#### Your task:
Repeat the material verbatim and drop the pictures.

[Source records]
[start]

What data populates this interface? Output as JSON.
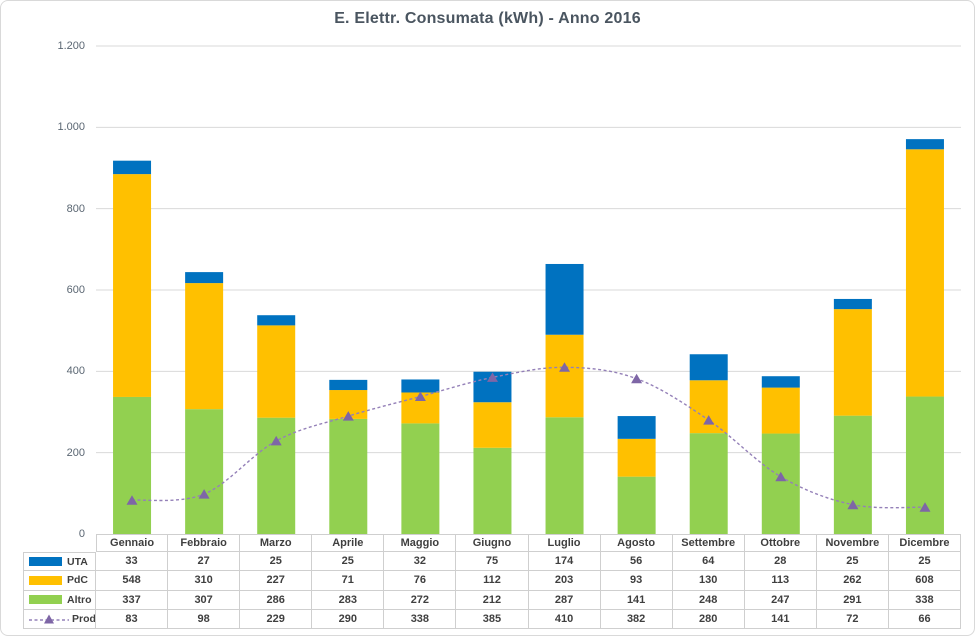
{
  "chart_data": {
    "type": "combo-stacked-bar-plus-line",
    "title": "E. Elettr. Consumata (kWh) - Anno 2016",
    "categories": [
      "Gennaio",
      "Febbraio",
      "Marzo",
      "Aprile",
      "Maggio",
      "Giugno",
      "Luglio",
      "Agosto",
      "Settembre",
      "Ottobre",
      "Novembre",
      "Dicembre"
    ],
    "series": [
      {
        "name": "UTA",
        "type": "bar",
        "color": "#0072C0",
        "values": [
          33,
          27,
          25,
          25,
          32,
          75,
          174,
          56,
          64,
          28,
          25,
          25
        ]
      },
      {
        "name": "PdC",
        "type": "bar",
        "color": "#FFC000",
        "values": [
          548,
          310,
          227,
          71,
          76,
          112,
          203,
          93,
          130,
          113,
          262,
          608
        ]
      },
      {
        "name": "Altro",
        "type": "bar",
        "color": "#92D050",
        "values": [
          337,
          307,
          286,
          283,
          272,
          212,
          287,
          141,
          248,
          247,
          291,
          338
        ]
      },
      {
        "name": "Prod.",
        "type": "line",
        "color": "#7E66A6",
        "dash_color": "#9480B8",
        "marker": "triangle",
        "line_style": "smooth-dashed",
        "values": [
          83,
          98,
          229,
          290,
          338,
          385,
          410,
          382,
          280,
          141,
          72,
          66
        ]
      }
    ],
    "stack_order_bottom_to_top": [
      "Altro",
      "PdC",
      "UTA"
    ],
    "ylim": [
      0,
      1200
    ],
    "ytick_step": 200,
    "ytick_labels": [
      "0",
      "200",
      "400",
      "600",
      "800",
      "1.000",
      "1.200"
    ],
    "grid": "horizontal",
    "gridline_color": "#D9D9D9",
    "legend_position": "data-table-left-column",
    "data_table_shown": true
  },
  "style": {
    "table_border_color": "#CFCFCF",
    "title_color": "#4A5560",
    "axis_label_color": "#5A6672",
    "table_text_color": "#3F3F3F"
  }
}
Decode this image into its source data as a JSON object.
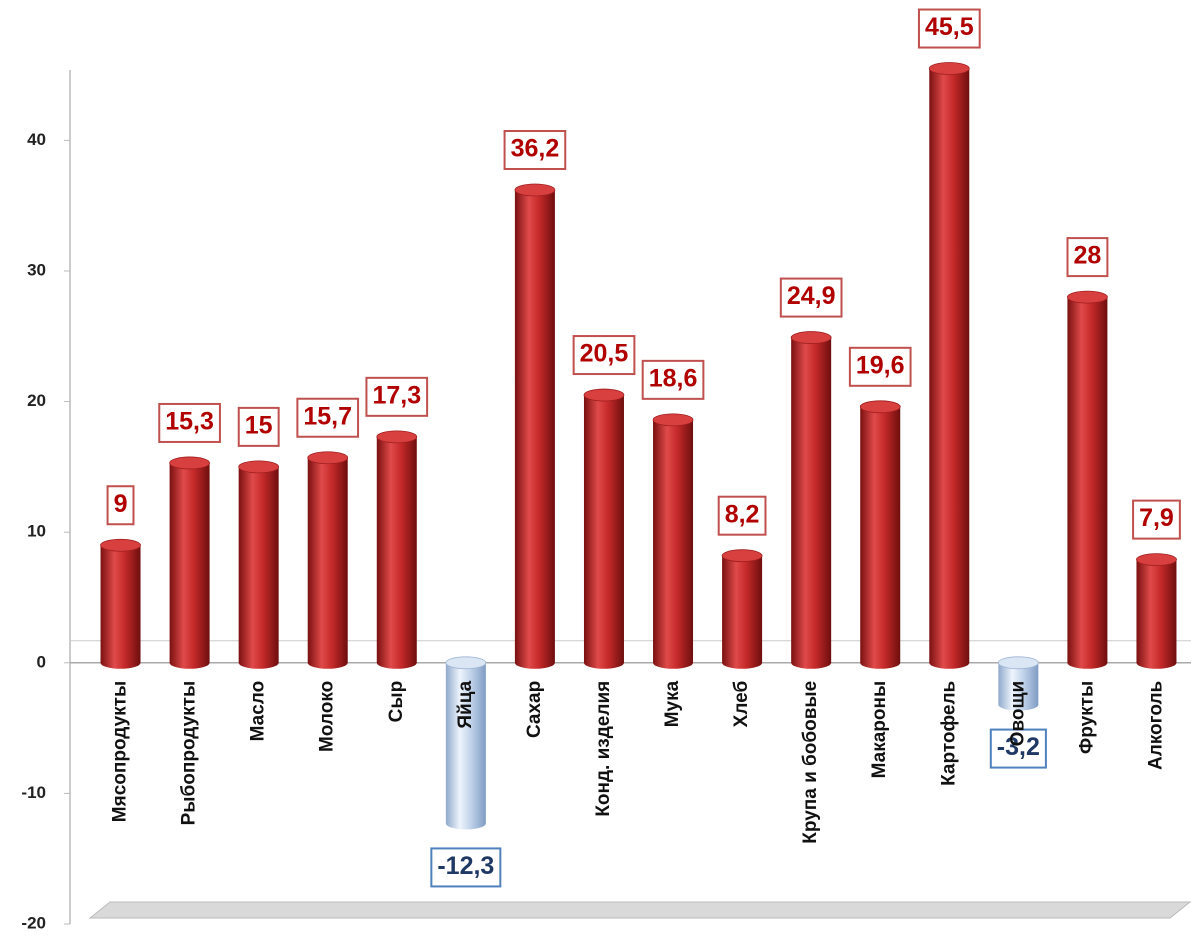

[end]

#### Full response:
What data populates this interface? Output as JSON.
{
  "chart_data": {
    "type": "combo-stacked-bar-plus-line",
    "title": "E. Elettr. Consumata (kWh) - Anno 2016",
    "categories": [
      "Gennaio",
      "Febbraio",
      "Marzo",
      "Aprile",
      "Maggio",
      "Giugno",
      "Luglio",
      "Agosto",
      "Settembre",
      "Ottobre",
      "Novembre",
      "Dicembre"
    ],
    "series": [
      {
        "name": "UTA",
        "type": "bar",
        "color": "#0072C0",
        "values": [
          33,
          27,
          25,
          25,
          32,
          75,
          174,
          56,
          64,
          28,
          25,
          25
        ]
      },
      {
        "name": "PdC",
        "type": "bar",
        "color": "#FFC000",
        "values": [
          548,
          310,
          227,
          71,
          76,
          112,
          203,
          93,
          130,
          113,
          262,
          608
        ]
      },
      {
        "name": "Altro",
        "type": "bar",
        "color": "#92D050",
        "values": [
          337,
          307,
          286,
          283,
          272,
          212,
          287,
          141,
          248,
          247,
          291,
          338
        ]
      },
      {
        "name": "Prod.",
        "type": "line",
        "color": "#7E66A6",
        "dash_color": "#9480B8",
        "marker": "triangle",
        "line_style": "smooth-dashed",
        "values": [
          83,
          98,
          229,
          290,
          338,
          385,
          410,
          382,
          280,
          141,
          72,
          66
        ]
      }
    ],
    "stack_order_bottom_to_top": [
      "Altro",
      "PdC",
      "UTA"
    ],
    "ylim": [
      0,
      1200
    ],
    "ytick_step": 200,
    "ytick_labels": [
      "0",
      "200",
      "400",
      "600",
      "800",
      "1.000",
      "1.200"
    ],
    "grid": "horizontal",
    "gridline_color": "#D9D9D9",
    "legend_position": "data-table-left-column",
    "data_table_shown": true
  },
  "style": {
    "table_border_color": "#CFCFCF",
    "title_color": "#4A5560",
    "axis_label_color": "#5A6672",
    "table_text_color": "#3F3F3F"
  }
}
Decode this image into its source data as a JSON object.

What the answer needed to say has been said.